Dataset:
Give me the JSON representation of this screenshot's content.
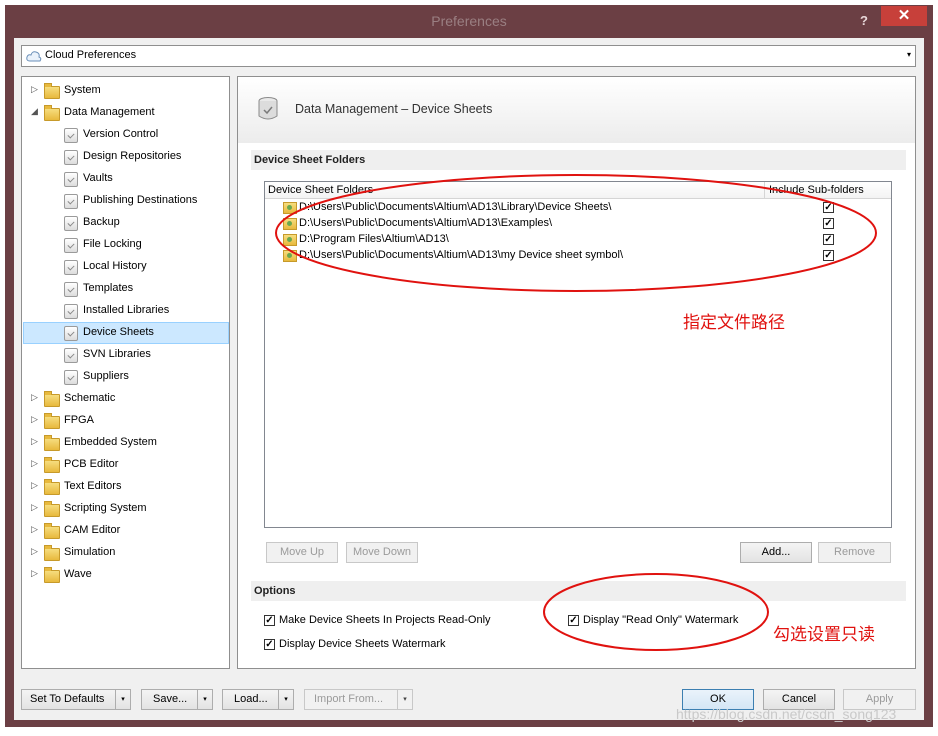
{
  "window": {
    "title": "Preferences",
    "help_glyph": "?",
    "close_glyph": "✕"
  },
  "combo": {
    "value": "Cloud Preferences",
    "arrow": "▾"
  },
  "tree": {
    "items": [
      {
        "label": "System",
        "type": "folder",
        "expander": "▷"
      },
      {
        "label": "Data Management",
        "type": "folder",
        "expander": "◢"
      },
      {
        "label": "Version Control",
        "type": "page"
      },
      {
        "label": "Design Repositories",
        "type": "page"
      },
      {
        "label": "Vaults",
        "type": "page"
      },
      {
        "label": "Publishing Destinations",
        "type": "page"
      },
      {
        "label": "Backup",
        "type": "page"
      },
      {
        "label": "File Locking",
        "type": "page"
      },
      {
        "label": "Local History",
        "type": "page"
      },
      {
        "label": "Templates",
        "type": "page"
      },
      {
        "label": "Installed Libraries",
        "type": "page"
      },
      {
        "label": "Device Sheets",
        "type": "page",
        "selected": true
      },
      {
        "label": "SVN Libraries",
        "type": "page"
      },
      {
        "label": "Suppliers",
        "type": "page"
      },
      {
        "label": "Schematic",
        "type": "folder",
        "expander": "▷"
      },
      {
        "label": "FPGA",
        "type": "folder",
        "expander": "▷"
      },
      {
        "label": "Embedded System",
        "type": "folder",
        "expander": "▷"
      },
      {
        "label": "PCB Editor",
        "type": "folder",
        "expander": "▷"
      },
      {
        "label": "Text Editors",
        "type": "folder",
        "expander": "▷"
      },
      {
        "label": "Scripting System",
        "type": "folder",
        "expander": "▷"
      },
      {
        "label": "CAM Editor",
        "type": "folder",
        "expander": "▷"
      },
      {
        "label": "Simulation",
        "type": "folder",
        "expander": "▷"
      },
      {
        "label": "Wave",
        "type": "folder",
        "expander": "▷"
      }
    ]
  },
  "panel": {
    "title": "Data Management – Device Sheets",
    "folders_section": "Device Sheet Folders",
    "list_header": {
      "col1": "Device Sheet Folders",
      "col2": "Include Sub-folders"
    },
    "rows": [
      {
        "path": "D:\\Users\\Public\\Documents\\Altium\\AD13\\Library\\Device Sheets\\",
        "checked": "✓"
      },
      {
        "path": "D:\\Users\\Public\\Documents\\Altium\\AD13\\Examples\\",
        "checked": "✓"
      },
      {
        "path": "D:\\Program Files\\Altium\\AD13\\",
        "checked": "✓"
      },
      {
        "path": "D:\\Users\\Public\\Documents\\Altium\\AD13\\my Device sheet symbol\\",
        "checked": "✓"
      }
    ],
    "move_up": "Move Up",
    "move_down": "Move Down",
    "add": "Add...",
    "remove": "Remove",
    "options_section": "Options",
    "options": {
      "read_only": {
        "label": "Make Device Sheets In Projects Read-Only",
        "checked": "✓"
      },
      "watermark": {
        "label": "Display Device Sheets Watermark",
        "checked": "✓"
      },
      "read_only_watermark": {
        "label": "Display \"Read Only\" Watermark",
        "checked": "✓"
      }
    }
  },
  "bottom": {
    "set_defaults": "Set To Defaults",
    "save": "Save...",
    "load": "Load...",
    "import_from": "Import From...",
    "ok": "OK",
    "cancel": "Cancel",
    "apply": "Apply",
    "dd": "▾"
  },
  "annotations": {
    "path_note": "指定文件路径",
    "readonly_note": "勾选设置只读",
    "color": "#e0120f"
  },
  "watermark_text": "https://blog.csdn.net/csdn_song123"
}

Written instruction: Copy the material above exactly and drop the pictures.

The completed task:
Give me the JSON representation of this screenshot's content.
{
  "window": {
    "title": "Preferences",
    "help_glyph": "?",
    "close_glyph": "✕"
  },
  "combo": {
    "value": "Cloud Preferences",
    "arrow": "▾"
  },
  "tree": {
    "items": [
      {
        "label": "System",
        "type": "folder",
        "expander": "▷"
      },
      {
        "label": "Data Management",
        "type": "folder",
        "expander": "◢"
      },
      {
        "label": "Version Control",
        "type": "page"
      },
      {
        "label": "Design Repositories",
        "type": "page"
      },
      {
        "label": "Vaults",
        "type": "page"
      },
      {
        "label": "Publishing Destinations",
        "type": "page"
      },
      {
        "label": "Backup",
        "type": "page"
      },
      {
        "label": "File Locking",
        "type": "page"
      },
      {
        "label": "Local History",
        "type": "page"
      },
      {
        "label": "Templates",
        "type": "page"
      },
      {
        "label": "Installed Libraries",
        "type": "page"
      },
      {
        "label": "Device Sheets",
        "type": "page",
        "selected": true
      },
      {
        "label": "SVN Libraries",
        "type": "page"
      },
      {
        "label": "Suppliers",
        "type": "page"
      },
      {
        "label": "Schematic",
        "type": "folder",
        "expander": "▷"
      },
      {
        "label": "FPGA",
        "type": "folder",
        "expander": "▷"
      },
      {
        "label": "Embedded System",
        "type": "folder",
        "expander": "▷"
      },
      {
        "label": "PCB Editor",
        "type": "folder",
        "expander": "▷"
      },
      {
        "label": "Text Editors",
        "type": "folder",
        "expander": "▷"
      },
      {
        "label": "Scripting System",
        "type": "folder",
        "expander": "▷"
      },
      {
        "label": "CAM Editor",
        "type": "folder",
        "expander": "▷"
      },
      {
        "label": "Simulation",
        "type": "folder",
        "expander": "▷"
      },
      {
        "label": "Wave",
        "type": "folder",
        "expander": "▷"
      }
    ]
  },
  "panel": {
    "title": "Data Management – Device Sheets",
    "folders_section": "Device Sheet Folders",
    "list_header": {
      "col1": "Device Sheet Folders",
      "col2": "Include Sub-folders"
    },
    "rows": [
      {
        "path": "D:\\Users\\Public\\Documents\\Altium\\AD13\\Library\\Device Sheets\\",
        "checked": "✓"
      },
      {
        "path": "D:\\Users\\Public\\Documents\\Altium\\AD13\\Examples\\",
        "checked": "✓"
      },
      {
        "path": "D:\\Program Files\\Altium\\AD13\\",
        "checked": "✓"
      },
      {
        "path": "D:\\Users\\Public\\Documents\\Altium\\AD13\\my Device sheet symbol\\",
        "checked": "✓"
      }
    ],
    "move_up": "Move Up",
    "move_down": "Move Down",
    "add": "Add...",
    "remove": "Remove",
    "options_section": "Options",
    "options": {
      "read_only": {
        "label": "Make Device Sheets In Projects Read-Only",
        "checked": "✓"
      },
      "watermark": {
        "label": "Display Device Sheets Watermark",
        "checked": "✓"
      },
      "read_only_watermark": {
        "label": "Display \"Read Only\" Watermark",
        "checked": "✓"
      }
    }
  },
  "bottom": {
    "set_defaults": "Set To Defaults",
    "save": "Save...",
    "load": "Load...",
    "import_from": "Import From...",
    "ok": "OK",
    "cancel": "Cancel",
    "apply": "Apply",
    "dd": "▾"
  },
  "annotations": {
    "path_note": "指定文件路径",
    "readonly_note": "勾选设置只读",
    "color": "#e0120f"
  },
  "watermark_text": "https://blog.csdn.net/csdn_song123"
}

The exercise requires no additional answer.